→ **Challenge**
Repeat the records verbatim and leave the pictures out of your copy.

(Some records)
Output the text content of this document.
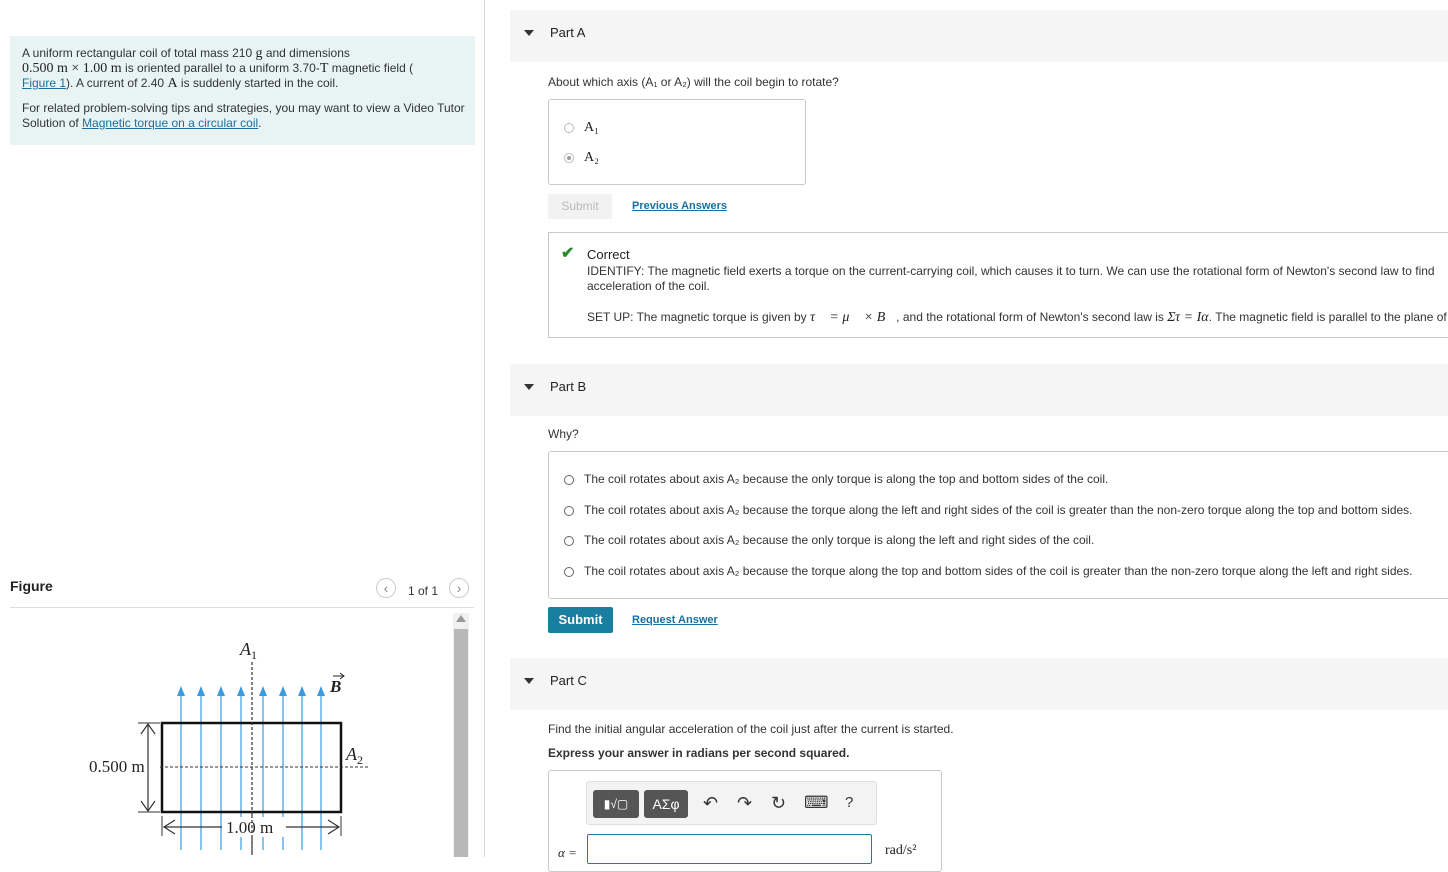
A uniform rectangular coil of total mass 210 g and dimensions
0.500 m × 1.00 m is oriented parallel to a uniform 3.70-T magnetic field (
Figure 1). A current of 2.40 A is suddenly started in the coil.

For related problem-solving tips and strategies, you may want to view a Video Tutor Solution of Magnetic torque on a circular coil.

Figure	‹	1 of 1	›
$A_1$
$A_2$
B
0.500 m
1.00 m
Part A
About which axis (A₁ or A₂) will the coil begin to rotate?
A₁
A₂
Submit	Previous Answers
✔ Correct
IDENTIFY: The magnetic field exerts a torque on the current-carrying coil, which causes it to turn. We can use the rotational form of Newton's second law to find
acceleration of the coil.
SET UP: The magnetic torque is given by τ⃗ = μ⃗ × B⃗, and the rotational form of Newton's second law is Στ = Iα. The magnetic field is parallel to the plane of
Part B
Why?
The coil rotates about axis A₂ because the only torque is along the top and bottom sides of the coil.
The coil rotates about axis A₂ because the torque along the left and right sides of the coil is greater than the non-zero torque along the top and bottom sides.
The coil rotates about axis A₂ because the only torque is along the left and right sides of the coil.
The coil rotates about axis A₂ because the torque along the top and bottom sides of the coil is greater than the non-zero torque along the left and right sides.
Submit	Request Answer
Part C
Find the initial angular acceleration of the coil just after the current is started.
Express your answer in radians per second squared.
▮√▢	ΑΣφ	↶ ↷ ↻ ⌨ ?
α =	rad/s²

→ **Response to this exercise**
Output the text content of this document.
A uniform rectangular coil of total mass 210 g and dimensions
0.500 m × 1.00 m is oriented parallel to a uniform 3.70-T magnetic field (
Figure 1). A current of 2.40 A is suddenly started in the coil.

For related problem-solving tips and strategies, you may want to view a Video Tutor Solution of Magnetic torque on a circular coil.

Figure	‹	1 of 1	›
$A_1$
$A_2$
B
0.500 m
1.00 m
Part A
About which axis (A₁ or A₂) will the coil begin to rotate?
A₁
A₂
Submit	Previous Answers
✔ Correct
IDENTIFY: The magnetic field exerts a torque on the current-carrying coil, which causes it to turn. We can use the rotational form of Newton's second law to find
acceleration of the coil.
SET UP: The magnetic torque is given by τ⃗ = μ⃗ × B⃗, and the rotational form of Newton's second law is Στ = Iα. The magnetic field is parallel to the plane of
Part B
Why?
The coil rotates about axis A₂ because the only torque is along the top and bottom sides of the coil.
The coil rotates about axis A₂ because the torque along the left and right sides of the coil is greater than the non-zero torque along the top and bottom sides.
The coil rotates about axis A₂ because the only torque is along the left and right sides of the coil.
The coil rotates about axis A₂ because the torque along the top and bottom sides of the coil is greater than the non-zero torque along the left and right sides.
Submit	Request Answer
Part C
Find the initial angular acceleration of the coil just after the current is started.
Express your answer in radians per second squared.
▮√▢	ΑΣφ	↶ ↷ ↻ ⌨ ?
α =	rad/s²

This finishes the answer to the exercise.